Without the pictures, write out all the lines below exactly as they appear.
::::
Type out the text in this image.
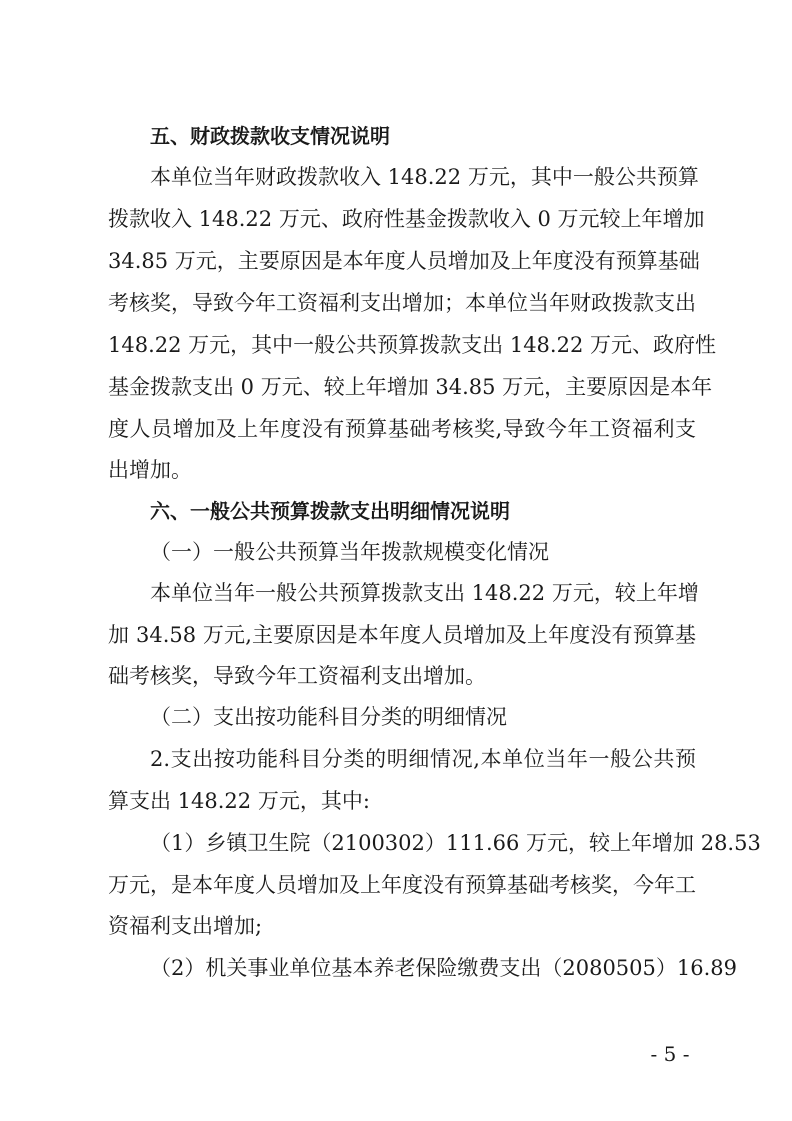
五、财政拨款收支情况说明
本单位当年财政拨款收入 148.22 万元，其中一般公共预算
拨款收入 148.22 万元、政府性基金拨款收入 0 万元较上年增加
34.85 万元，主要原因是本年度人员增加及上年度没有预算基础
考核奖，导致今年工资福利支出增加；本单位当年财政拨款支出
148.22 万元，其中一般公共预算拨款支出 148.22 万元、政府性
基金拨款支出 0 万元、较上年增加 34.85 万元，主要原因是本年
度人员增加及上年度没有预算基础考核奖,导致今年工资福利支
出增加。
六、一般公共预算拨款支出明细情况说明
（一）一般公共预算当年拨款规模变化情况
本单位当年一般公共预算拨款支出 148.22 万元，较上年增
加 34.58 万元,主要原因是本年度人员增加及上年度没有预算基
础考核奖，导致今年工资福利支出增加。
（二）支出按功能科目分类的明细情况
2.支出按功能科目分类的明细情况,本单位当年一般公共预
算支出 148.22 万元，其中:
（1）乡镇卫生院（2100302）111.66 万元，较上年增加 28.53
万元，是本年度人员增加及上年度没有预算基础考核奖，今年工
资福利支出增加;
（2）机关事业单位基本养老保险缴费支出（2080505）16.89
- 5 -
::::
WORKED SOLUTION:
Type out the text in this image.
五、财政拨款收支情况说明
本单位当年财政拨款收入 148.22 万元，其中一般公共预算
拨款收入 148.22 万元、政府性基金拨款收入 0 万元较上年增加
34.85 万元，主要原因是本年度人员增加及上年度没有预算基础
考核奖，导致今年工资福利支出增加；本单位当年财政拨款支出
148.22 万元，其中一般公共预算拨款支出 148.22 万元、政府性
基金拨款支出 0 万元、较上年增加 34.85 万元，主要原因是本年
度人员增加及上年度没有预算基础考核奖,导致今年工资福利支
出增加。
六、一般公共预算拨款支出明细情况说明
（一）一般公共预算当年拨款规模变化情况
本单位当年一般公共预算拨款支出 148.22 万元，较上年增
加 34.58 万元,主要原因是本年度人员增加及上年度没有预算基
础考核奖，导致今年工资福利支出增加。
（二）支出按功能科目分类的明细情况
2.支出按功能科目分类的明细情况,本单位当年一般公共预
算支出 148.22 万元，其中:
（1）乡镇卫生院（2100302）111.66 万元，较上年增加 28.53
万元，是本年度人员增加及上年度没有预算基础考核奖，今年工
资福利支出增加;
（2）机关事业单位基本养老保险缴费支出（2080505）16.89
- 5 -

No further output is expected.